> [Task brief] Rewrite each line of the entries below as a JSON list of strings, one string per line, and skip any blank lines. Leave the pictures out of the list.
# start of Material to process
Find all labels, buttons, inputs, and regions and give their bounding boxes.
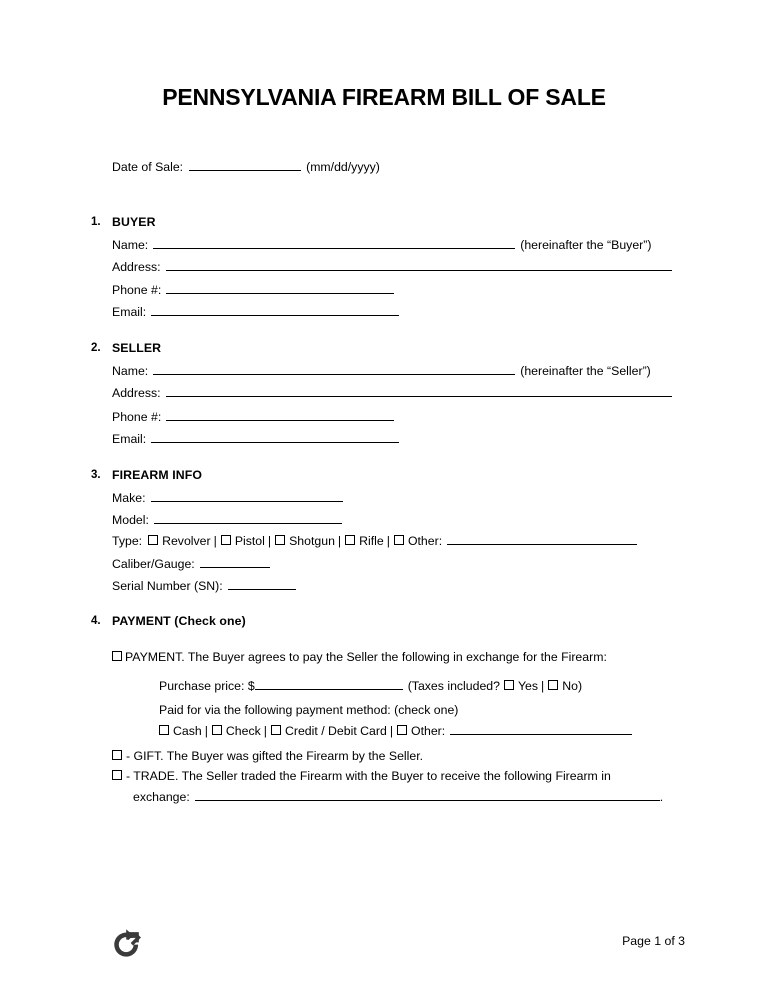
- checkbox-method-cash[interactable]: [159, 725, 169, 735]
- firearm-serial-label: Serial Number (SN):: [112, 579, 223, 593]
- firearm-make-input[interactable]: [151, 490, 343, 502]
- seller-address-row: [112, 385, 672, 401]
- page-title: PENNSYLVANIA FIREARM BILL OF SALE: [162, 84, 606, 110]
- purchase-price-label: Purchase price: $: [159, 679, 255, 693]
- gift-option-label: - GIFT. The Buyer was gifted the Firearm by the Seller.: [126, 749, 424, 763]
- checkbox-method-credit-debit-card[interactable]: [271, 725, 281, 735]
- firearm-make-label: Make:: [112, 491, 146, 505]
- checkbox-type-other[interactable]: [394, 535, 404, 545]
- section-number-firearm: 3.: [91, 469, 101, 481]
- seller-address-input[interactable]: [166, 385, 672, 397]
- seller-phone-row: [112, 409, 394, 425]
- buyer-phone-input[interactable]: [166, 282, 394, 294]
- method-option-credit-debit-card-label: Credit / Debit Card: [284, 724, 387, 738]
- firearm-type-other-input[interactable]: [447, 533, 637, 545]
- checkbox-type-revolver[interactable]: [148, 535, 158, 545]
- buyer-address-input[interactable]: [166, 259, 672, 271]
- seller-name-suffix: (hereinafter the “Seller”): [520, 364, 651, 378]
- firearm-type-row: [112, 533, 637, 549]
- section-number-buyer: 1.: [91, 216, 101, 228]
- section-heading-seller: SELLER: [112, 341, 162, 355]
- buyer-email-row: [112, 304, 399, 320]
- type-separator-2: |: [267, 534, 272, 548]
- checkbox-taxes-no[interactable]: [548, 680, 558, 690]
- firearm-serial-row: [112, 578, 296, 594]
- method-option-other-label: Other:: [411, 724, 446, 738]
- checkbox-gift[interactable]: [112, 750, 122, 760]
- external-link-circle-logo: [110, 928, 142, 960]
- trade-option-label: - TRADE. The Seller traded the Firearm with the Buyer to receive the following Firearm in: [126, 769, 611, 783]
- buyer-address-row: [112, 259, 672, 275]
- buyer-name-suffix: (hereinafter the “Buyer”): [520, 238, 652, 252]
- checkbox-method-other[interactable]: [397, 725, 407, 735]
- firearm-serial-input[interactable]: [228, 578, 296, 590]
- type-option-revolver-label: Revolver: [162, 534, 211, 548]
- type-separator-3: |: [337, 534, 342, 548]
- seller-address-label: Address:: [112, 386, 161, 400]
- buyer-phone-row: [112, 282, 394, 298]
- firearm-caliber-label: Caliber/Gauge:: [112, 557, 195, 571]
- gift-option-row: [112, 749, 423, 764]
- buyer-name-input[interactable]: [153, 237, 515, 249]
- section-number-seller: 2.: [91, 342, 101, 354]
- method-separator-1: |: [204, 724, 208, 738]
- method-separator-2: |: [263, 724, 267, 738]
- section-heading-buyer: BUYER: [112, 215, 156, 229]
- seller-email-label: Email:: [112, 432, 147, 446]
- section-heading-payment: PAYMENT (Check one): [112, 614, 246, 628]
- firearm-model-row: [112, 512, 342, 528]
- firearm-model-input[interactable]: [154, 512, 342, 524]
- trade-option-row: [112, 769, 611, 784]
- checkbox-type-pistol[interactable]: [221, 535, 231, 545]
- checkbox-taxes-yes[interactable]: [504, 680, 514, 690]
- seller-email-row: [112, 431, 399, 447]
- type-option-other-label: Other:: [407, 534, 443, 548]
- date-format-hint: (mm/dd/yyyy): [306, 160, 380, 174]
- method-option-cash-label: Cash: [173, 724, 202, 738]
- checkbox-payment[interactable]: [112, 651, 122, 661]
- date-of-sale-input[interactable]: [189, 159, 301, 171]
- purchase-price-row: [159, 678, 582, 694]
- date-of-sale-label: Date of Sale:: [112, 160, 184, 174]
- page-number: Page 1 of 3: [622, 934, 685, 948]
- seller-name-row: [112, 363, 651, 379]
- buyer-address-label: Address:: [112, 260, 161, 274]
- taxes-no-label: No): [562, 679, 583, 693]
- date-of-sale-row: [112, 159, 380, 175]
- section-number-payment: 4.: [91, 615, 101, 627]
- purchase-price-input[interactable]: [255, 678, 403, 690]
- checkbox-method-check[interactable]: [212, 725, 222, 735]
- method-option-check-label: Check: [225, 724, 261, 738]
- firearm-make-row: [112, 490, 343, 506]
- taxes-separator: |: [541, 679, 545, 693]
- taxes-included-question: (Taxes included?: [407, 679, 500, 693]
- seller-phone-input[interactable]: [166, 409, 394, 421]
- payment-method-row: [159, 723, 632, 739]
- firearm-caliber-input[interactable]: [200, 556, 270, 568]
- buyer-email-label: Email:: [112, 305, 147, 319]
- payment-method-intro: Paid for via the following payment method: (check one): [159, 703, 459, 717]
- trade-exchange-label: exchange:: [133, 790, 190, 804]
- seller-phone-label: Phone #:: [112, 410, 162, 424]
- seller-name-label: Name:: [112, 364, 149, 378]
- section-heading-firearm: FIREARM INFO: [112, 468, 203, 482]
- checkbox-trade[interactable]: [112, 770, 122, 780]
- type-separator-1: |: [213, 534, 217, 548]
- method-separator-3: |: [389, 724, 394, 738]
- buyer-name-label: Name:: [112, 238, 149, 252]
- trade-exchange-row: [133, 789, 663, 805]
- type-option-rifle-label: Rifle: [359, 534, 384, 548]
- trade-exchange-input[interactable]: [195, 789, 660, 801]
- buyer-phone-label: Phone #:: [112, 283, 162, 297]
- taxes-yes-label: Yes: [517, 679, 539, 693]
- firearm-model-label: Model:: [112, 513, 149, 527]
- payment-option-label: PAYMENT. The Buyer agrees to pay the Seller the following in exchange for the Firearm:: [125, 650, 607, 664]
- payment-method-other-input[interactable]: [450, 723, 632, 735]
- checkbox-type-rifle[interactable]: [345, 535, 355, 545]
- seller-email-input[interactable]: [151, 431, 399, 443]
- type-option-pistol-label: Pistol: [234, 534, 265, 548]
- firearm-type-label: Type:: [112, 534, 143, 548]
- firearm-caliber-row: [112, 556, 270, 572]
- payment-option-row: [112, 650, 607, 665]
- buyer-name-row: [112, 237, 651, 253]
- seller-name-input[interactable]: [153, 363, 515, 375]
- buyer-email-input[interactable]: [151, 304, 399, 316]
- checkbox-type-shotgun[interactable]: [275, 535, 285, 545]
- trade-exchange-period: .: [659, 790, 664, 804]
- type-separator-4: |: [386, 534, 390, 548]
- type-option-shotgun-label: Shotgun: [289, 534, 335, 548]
# end of Material to process
> [The response]
[
  "Find all labels, buttons, inputs, and regions and give their bounding boxes.",
  "- checkbox-method-cash[interactable]: [159, 725, 169, 735]",
  "- firearm-serial-label: Serial Number (SN):: [112, 579, 223, 593]",
  "- firearm-make-input[interactable]: [151, 490, 343, 502]",
  "- seller-address-row: [112, 385, 672, 401]",
  "- page-title: PENNSYLVANIA FIREARM BILL OF SALE: [162, 84, 606, 110]",
  "- purchase-price-label: Purchase price: $: [159, 679, 255, 693]",
  "- gift-option-label: - GIFT. The Buyer was gifted the Firearm by the Seller.: [126, 749, 424, 763]",
  "- checkbox-method-credit-debit-card[interactable]: [271, 725, 281, 735]",
  "- firearm-make-label: Make:: [112, 491, 146, 505]",
  "- checkbox-type-other[interactable]: [394, 535, 404, 545]",
  "- section-number-firearm: 3.: [91, 469, 101, 481]",
  "- seller-address-input[interactable]: [166, 385, 672, 397]",
  "- seller-phone-row: [112, 409, 394, 425]",
  "- buyer-phone-input[interactable]: [166, 282, 394, 294]",
  "- method-option-credit-debit-card-label: Credit / Debit Card: [284, 724, 387, 738]",
  "- firearm-type-other-input[interactable]: [447, 533, 637, 545]",
  "- checkbox-type-revolver[interactable]: [148, 535, 158, 545]",
  "- buyer-address-input[interactable]: [166, 259, 672, 271]",
  "- seller-name-suffix: (hereinafter the “Seller”): [520, 364, 651, 378]",
  "- firearm-type-row: [112, 533, 637, 549]",
  "- section-number-buyer: 1.: [91, 216, 101, 228]",
  "- section-heading-seller: SELLER: [112, 341, 162, 355]",
  "- buyer-email-row: [112, 304, 399, 320]",
  "- type-separator-2: |: [267, 534, 272, 548]",
  "- checkbox-taxes-no[interactable]: [548, 680, 558, 690]",
  "- firearm-serial-row: [112, 578, 296, 594]",
  "- method-option-other-label: Other:: [411, 724, 446, 738]",
  "- checkbox-gift[interactable]: [112, 750, 122, 760]",
  "- external-link-circle-logo: [110, 928, 142, 960]",
  "- trade-option-label: - TRADE. The Seller traded the Firearm with the Buyer to receive the following Firearm in: [126, 769, 611, 783]",
  "- buyer-address-row: [112, 259, 672, 275]",
  "- buyer-name-suffix: (hereinafter the “Buyer”): [520, 238, 652, 252]",
  "- checkbox-method-other[interactable]: [397, 725, 407, 735]",
  "- firearm-serial-input[interactable]: [228, 578, 296, 590]",
  "- type-option-revolver-label: Revolver: [162, 534, 211, 548]",
  "- type-separator-3: |: [337, 534, 342, 548]",
  "- seller-address-label: Address:: [112, 386, 161, 400]",
  "- buyer-phone-row: [112, 282, 394, 298]",
  "- firearm-caliber-label: Caliber/Gauge:: [112, 557, 195, 571]",
  "- gift-option-row: [112, 749, 423, 764]",
  "- buyer-name-input[interactable]: [153, 237, 515, 249]",
  "- section-number-seller: 2.: [91, 342, 101, 354]",
  "- method-separator-1: |: [204, 724, 208, 738]",
  "- method-separator-2: |: [263, 724, 267, 738]",
  "- section-heading-buyer: BUYER: [112, 215, 156, 229]",
  "- seller-email-label: Email:: [112, 432, 147, 446]",
  "- section-heading-payment: PAYMENT (Check one): [112, 614, 246, 628]",
  "- firearm-model-row: [112, 512, 342, 528]",
  "- firearm-model-input[interactable]: [154, 512, 342, 524]",
  "- trade-option-row: [112, 769, 611, 784]",
  "- checkbox-type-pistol[interactable]: [221, 535, 231, 545]",
  "- checkbox-taxes-yes[interactable]: [504, 680, 514, 690]",
  "- seller-email-row: [112, 431, 399, 447]",
  "- type-option-other-label: Other:: [407, 534, 443, 548]",
  "- date-format-hint: (mm/dd/yyyy): [306, 160, 380, 174]",
  "- method-option-cash-label: Cash: [173, 724, 202, 738]",
  "- checkbox-payment[interactable]: [112, 651, 122, 661]",
  "- date-of-sale-input[interactable]: [189, 159, 301, 171]",
  "- purchase-price-row: [159, 678, 582, 694]",
  "- date-of-sale-label: Date of Sale:: [112, 160, 184, 174]",
  "- page-number: Page 1 of 3: [622, 934, 685, 948]",
  "- seller-name-row: [112, 363, 651, 379]",
  "- buyer-address-label: Address:: [112, 260, 161, 274]",
  "- taxes-no-label: No): [562, 679, 583, 693]",
  "- date-of-sale-row: [112, 159, 380, 175]",
  "- section-number-payment: 4.: [91, 615, 101, 627]",
  "- purchase-price-input[interactable]: [255, 678, 403, 690]",
  "- checkbox-method-check[interactable]: [212, 725, 222, 735]",
  "- method-option-check-label: Check: [225, 724, 261, 738]",
  "- firearm-make-row: [112, 490, 343, 506]",
  "- taxes-separator: |: [541, 679, 545, 693]",
  "- taxes-included-question: (Taxes included?: [407, 679, 500, 693]",
  "- seller-phone-input[interactable]: [166, 409, 394, 421]",
  "- payment-method-row: [159, 723, 632, 739]",
  "- firearm-caliber-input[interactable]: [200, 556, 270, 568]",
  "- buyer-email-label: Email:: [112, 305, 147, 319]",
  "- payment-method-intro: Paid for via the following payment method: (check one): [159, 703, 459, 717]",
  "- trade-exchange-label: exchange:: [133, 790, 190, 804]",
  "- seller-phone-label: Phone #:: [112, 410, 162, 424]",
  "- seller-name-label: Name:: [112, 364, 149, 378]",
  "- section-heading-firearm: FIREARM INFO: [112, 468, 203, 482]",
  "- checkbox-trade[interactable]: [112, 770, 122, 780]",
  "- type-separator-1: |: [213, 534, 217, 548]",
  "- method-separator-3: |: [389, 724, 394, 738]",
  "- buyer-name-label: Name:: [112, 238, 149, 252]",
  "- trade-exchange-row: [133, 789, 663, 805]",
  "- type-option-rifle-label: Rifle: [359, 534, 384, 548]",
  "- trade-exchange-input[interactable]: [195, 789, 660, 801]",
  "- buyer-phone-label: Phone #:: [112, 283, 162, 297]",
  "- taxes-yes-label: Yes: [517, 679, 539, 693]",
  "- firearm-model-label: Model:: [112, 513, 149, 527]",
  "- payment-option-label: PAYMENT. The Buyer agrees to pay the Seller the following in exchange for the Firearm:: [125, 650, 607, 664]",
  "- payment-method-other-input[interactable]: [450, 723, 632, 735]",
  "- checkbox-type-rifle[interactable]: [345, 535, 355, 545]",
  "- seller-email-input[interactable]: [151, 431, 399, 443]",
  "- type-option-pistol-label: Pistol: [234, 534, 265, 548]",
  "- firearm-type-label: Type:: [112, 534, 143, 548]",
  "- firearm-caliber-row: [112, 556, 270, 572]",
  "- payment-option-row: [112, 650, 607, 665]",
  "- buyer-name-row: [112, 237, 651, 253]",
  "- seller-name-input[interactable]: [153, 363, 515, 375]",
  "- buyer-email-input[interactable]: [151, 304, 399, 316]",
  "- checkbox-type-shotgun[interactable]: [275, 535, 285, 545]",
  "- trade-exchange-period: .: [659, 790, 664, 804]",
  "- type-separator-4: |: [386, 534, 390, 548]",
  "- type-option-shotgun-label: Shotgun: [289, 534, 335, 548]"
]